Set all the material down again unchanged, without the pictures.
## Begin Data listing
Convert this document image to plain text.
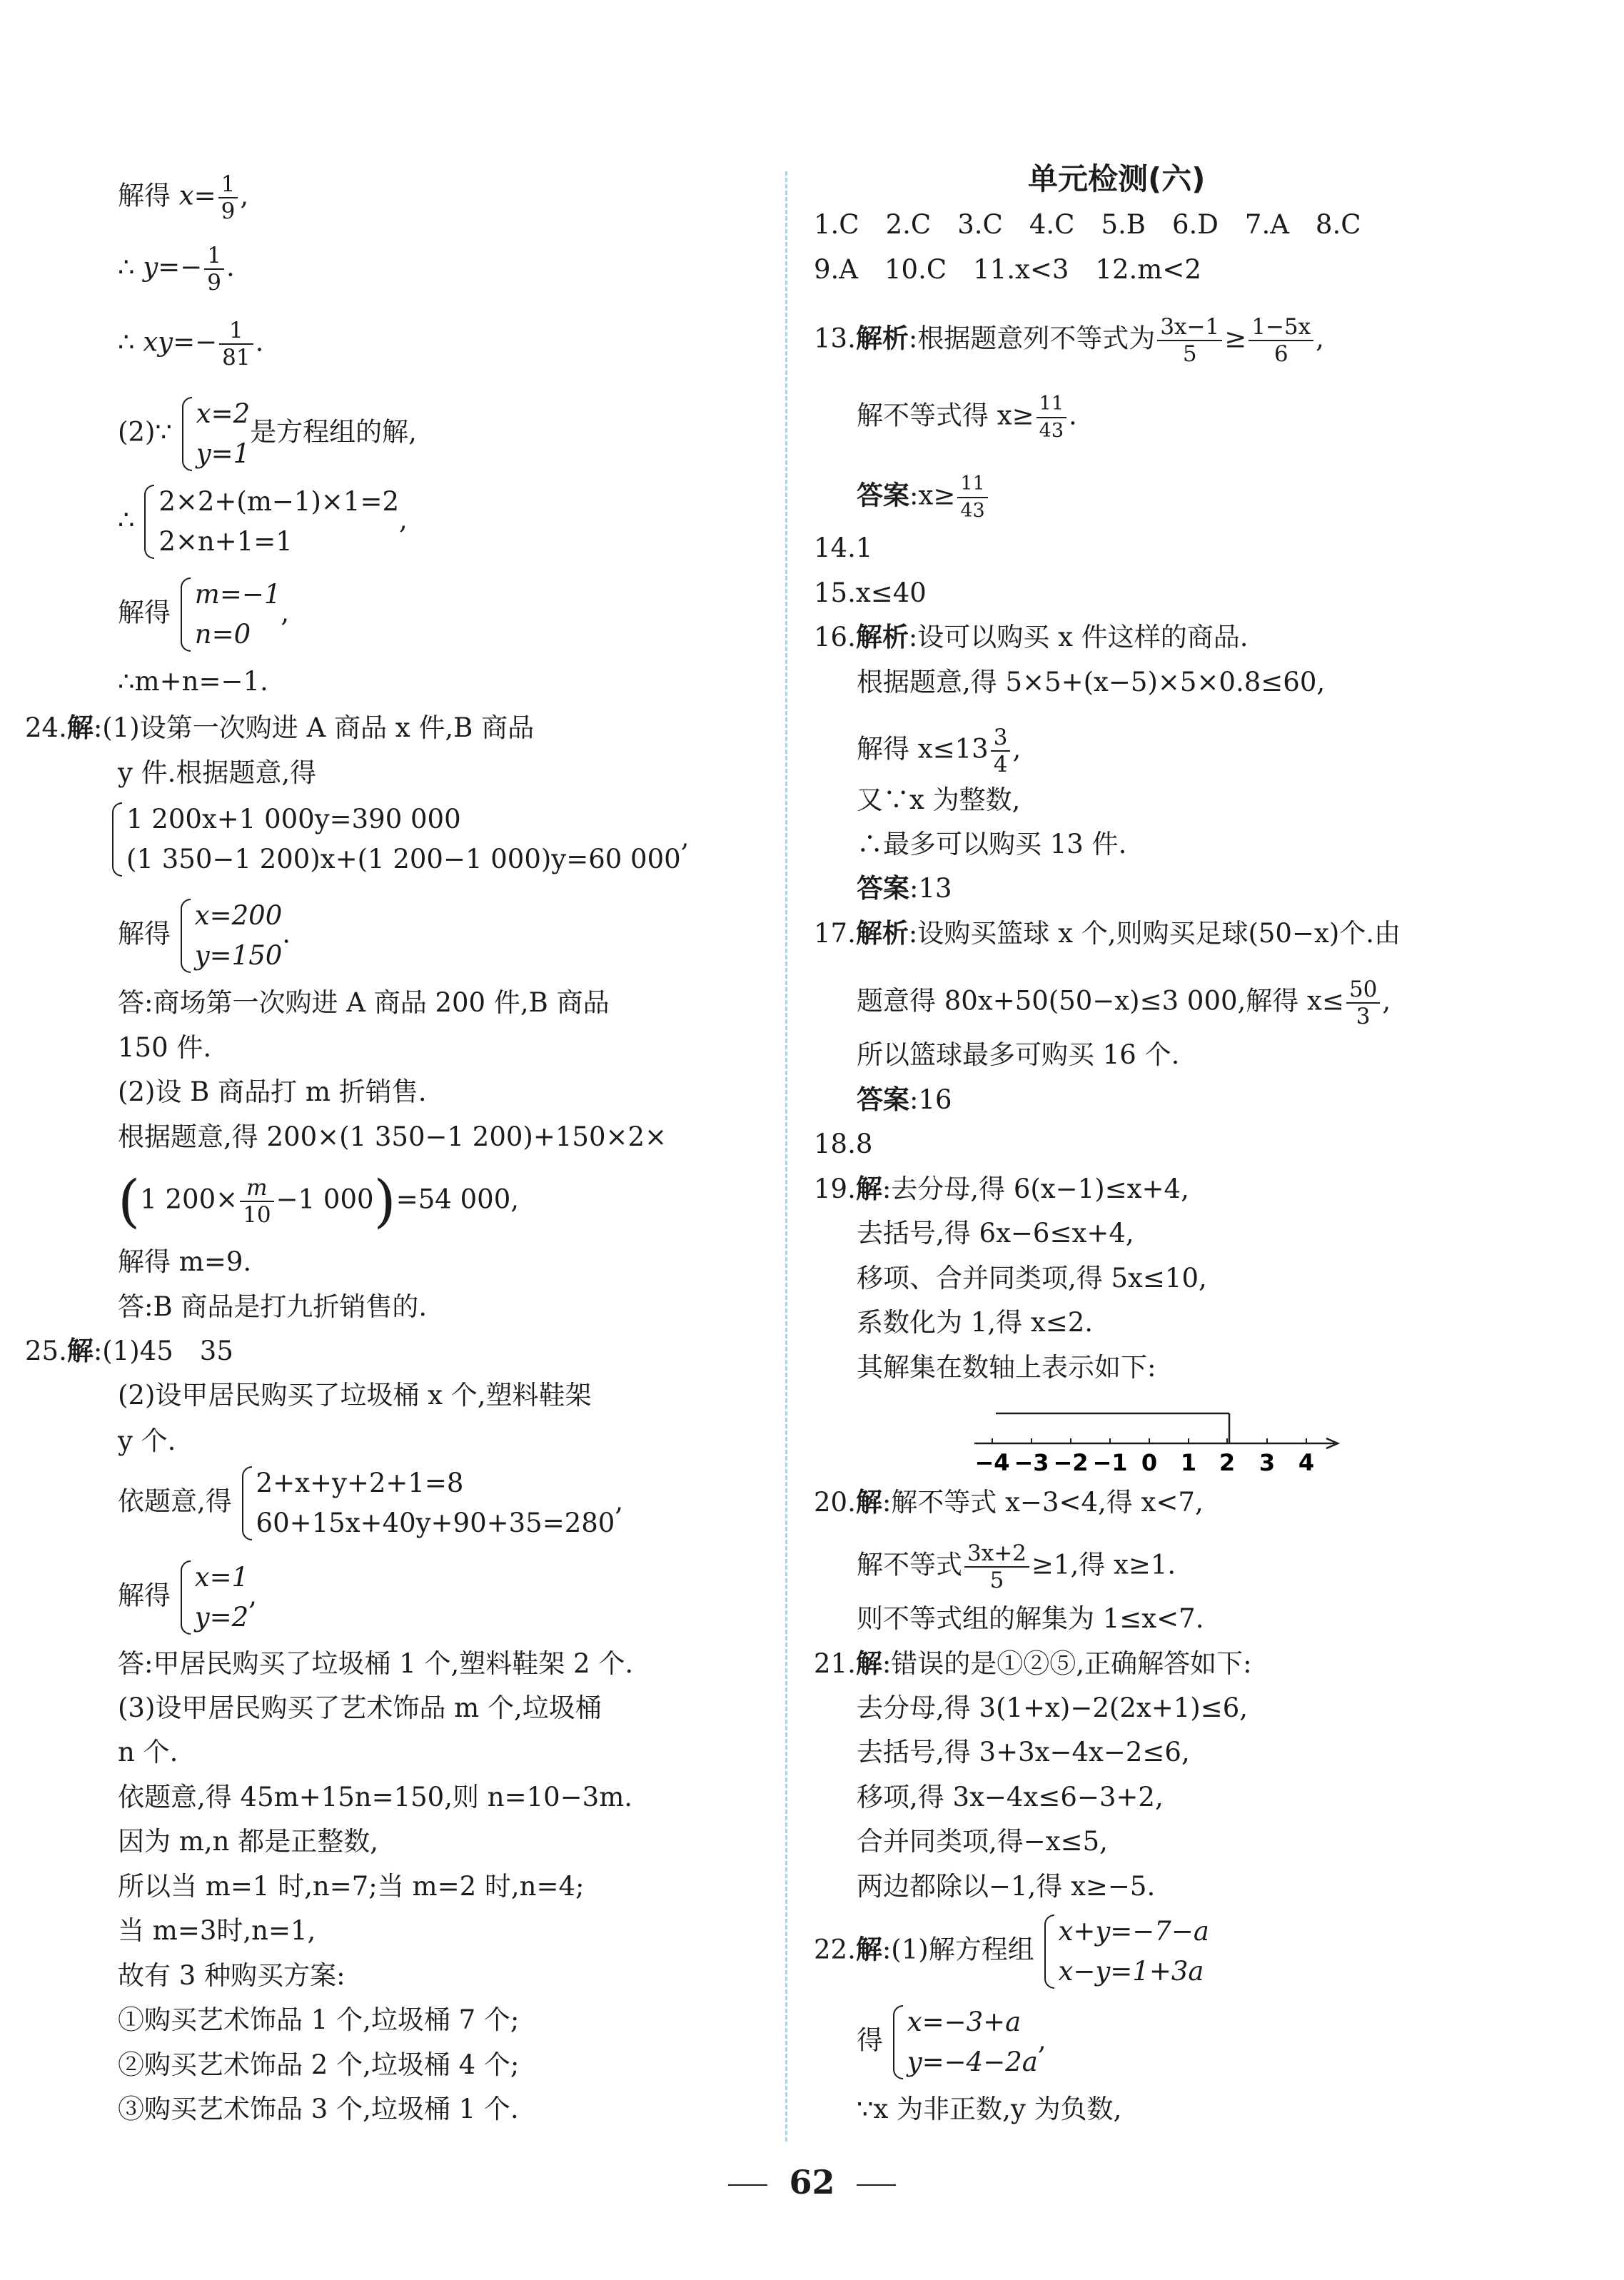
解得 $x= \frac{1}{9}$ ,
∴ $y=- \frac{1}{9}$ .
∴ $xy=- \frac{1}{81}$ .
(2)∵
x=2
y=1
是方程组的解,
∴
2×2+(m−1)×1=2
2×n+1=1
,
解得
m=−1
n=0
,
∴m+n=−1.
24.解:(1)设第一次购进 A 商品 x 件,B 商品
y 件.根据题意,得
1 200x+1 000y=390 000
(1 350−1 200)x+(1 200−1 000)y=60 000
,
解得
x=200
y=150
.
答:商场第一次购进 A 商品 200 件,B 商品
150 件.
(2)设 B 商品打 m 折销售.
根据题意,得 200×(1 350−1 200)+150×2×
(1 $200\times \frac{m}{10} -1$ 000)=54 000,
解得 m=9.
答:B 商品是打九折销售的.
25.解:(1)45　35
(2)设甲居民购买了垃圾桶 x 个,塑料鞋架
y 个.
依题意,得
2+x+y+2+1=8
60+15x+40y+90+35=280
,
解得
x=1
y=2
,
答:甲居民购买了垃圾桶 1 个,塑料鞋架 2 个.
(3)设甲居民购买了艺术饰品 m 个,垃圾桶
n 个.
依题意,得 45m+15n=150,则 n=10−3m.
因为 m,n 都是正整数,
所以当 m=1 时,n=7;当 m=2 时,n=4;
当 m=3时,n=1,
故有 3 种购买方案:
①购买艺术饰品 1 个,垃圾桶 7 个;
②购买艺术饰品 2 个,垃圾桶 4 个;
③购买艺术饰品 3 个,垃圾桶 1 个.
单元检测(六)
1.C　2.C　3.C　4.C　5.B　6.D　7.A　8.C
9.A　10.C　11.x<3　12.m<2
13.解析:根据题意列不等式为 $\frac{3x-1}{5} \ge \frac{1-5x}{6}$ ,
解不等式得 $x\ge \frac{11}{43}$ .
答案:x≥ $\frac{11}{43}$
14.1
15.x≤40
16.解析:设可以购买 x 件这样的商品.
根据题意,得 5×5+(x−5)×5×0.8≤60,
解得 $x\le 13 \frac{3}{4}$ ,
又∵x 为整数,
∴最多可以购买 13 件.
答案:13
17.解析:设购买篮球 x 个,则购买足球(50−x)个.由
题意得 80x+50(50−x)≤3 000,解得 $x\le \frac{50}{3}$ ,
所以篮球最多可购买 16 个.
答案:16
18.8
19.解:去分母,得 6(x−1)≤x+4,
去括号,得 6x−6≤x+4,
移项、合并同类项,得 5x≤10,
系数化为 1,得 x≤2.
其解集在数轴上表示如下:
−4 −3 −2 −1 0 1 2 3 4
20.解:解不等式 x−3<4,得 x<7,
解不等式 $\frac{3x+2}{5} \ge 1$,得 x≥1.
则不等式组的解集为 1≤x<7.
21.解:错误的是①②⑤,正确解答如下:
去分母,得 3(1+x)−2(2x+1)≤6,
去括号,得 3+3x−4x−2≤6,
移项,得 3x−4x≤6−3+2,
合并同类项,得−x≤5,
两边都除以−1,得 x≥−5.
22.解:(1)解方程组
x+y=−7−a
x−y=1+3a
得
x=−3+a
y=−4−2a
,
∵x 为非正数,y 为负数,
62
## End Data listing
▶ [Response to the exercise]:
Convert this document image to plain text.
解得 $x= \frac{1}{9}$ ,
∴ $y=- \frac{1}{9}$ .
∴ $xy=- \frac{1}{81}$ .
(2)∵
x=2
y=1
是方程组的解,
∴
2×2+(m−1)×1=2
2×n+1=1
,
解得
m=−1
n=0
,
∴m+n=−1.
24.解:(1)设第一次购进 A 商品 x 件,B 商品
y 件.根据题意,得
1 200x+1 000y=390 000
(1 350−1 200)x+(1 200−1 000)y=60 000
,
解得
x=200
y=150
.
答:商场第一次购进 A 商品 200 件,B 商品
150 件.
(2)设 B 商品打 m 折销售.
根据题意,得 200×(1 350−1 200)+150×2×
(1 $200\times \frac{m}{10} -1$ 000)=54 000,
解得 m=9.
答:B 商品是打九折销售的.
25.解:(1)45　35
(2)设甲居民购买了垃圾桶 x 个,塑料鞋架
y 个.
依题意,得
2+x+y+2+1=8
60+15x+40y+90+35=280
,
解得
x=1
y=2
,
答:甲居民购买了垃圾桶 1 个,塑料鞋架 2 个.
(3)设甲居民购买了艺术饰品 m 个,垃圾桶
n 个.
依题意,得 45m+15n=150,则 n=10−3m.
因为 m,n 都是正整数,
所以当 m=1 时,n=7;当 m=2 时,n=4;
当 m=3时,n=1,
故有 3 种购买方案:
①购买艺术饰品 1 个,垃圾桶 7 个;
②购买艺术饰品 2 个,垃圾桶 4 个;
③购买艺术饰品 3 个,垃圾桶 1 个.
单元检测(六)
1.C　2.C　3.C　4.C　5.B　6.D　7.A　8.C
9.A　10.C　11.x<3　12.m<2
13.解析:根据题意列不等式为 $\frac{3x-1}{5} \ge \frac{1-5x}{6}$ ,
解不等式得 $x\ge \frac{11}{43}$ .
答案:x≥ $\frac{11}{43}$
14.1
15.x≤40
16.解析:设可以购买 x 件这样的商品.
根据题意,得 5×5+(x−5)×5×0.8≤60,
解得 $x\le 13 \frac{3}{4}$ ,
又∵x 为整数,
∴最多可以购买 13 件.
答案:13
17.解析:设购买篮球 x 个,则购买足球(50−x)个.由
题意得 80x+50(50−x)≤3 000,解得 $x\le \frac{50}{3}$ ,
所以篮球最多可购买 16 个.
答案:16
18.8
19.解:去分母,得 6(x−1)≤x+4,
去括号,得 6x−6≤x+4,
移项、合并同类项,得 5x≤10,
系数化为 1,得 x≤2.
其解集在数轴上表示如下:
−4 −3 −2 −1 0 1 2 3 4
20.解:解不等式 x−3<4,得 x<7,
解不等式 $\frac{3x+2}{5} \ge 1$,得 x≥1.
则不等式组的解集为 1≤x<7.
21.解:错误的是①②⑤,正确解答如下:
去分母,得 3(1+x)−2(2x+1)≤6,
去括号,得 3+3x−4x−2≤6,
移项,得 3x−4x≤6−3+2,
合并同类项,得−x≤5,
两边都除以−1,得 x≥−5.
22.解:(1)解方程组
x+y=−7−a
x−y=1+3a
得
x=−3+a
y=−4−2a
,
∵x 为非正数,y 为负数,
62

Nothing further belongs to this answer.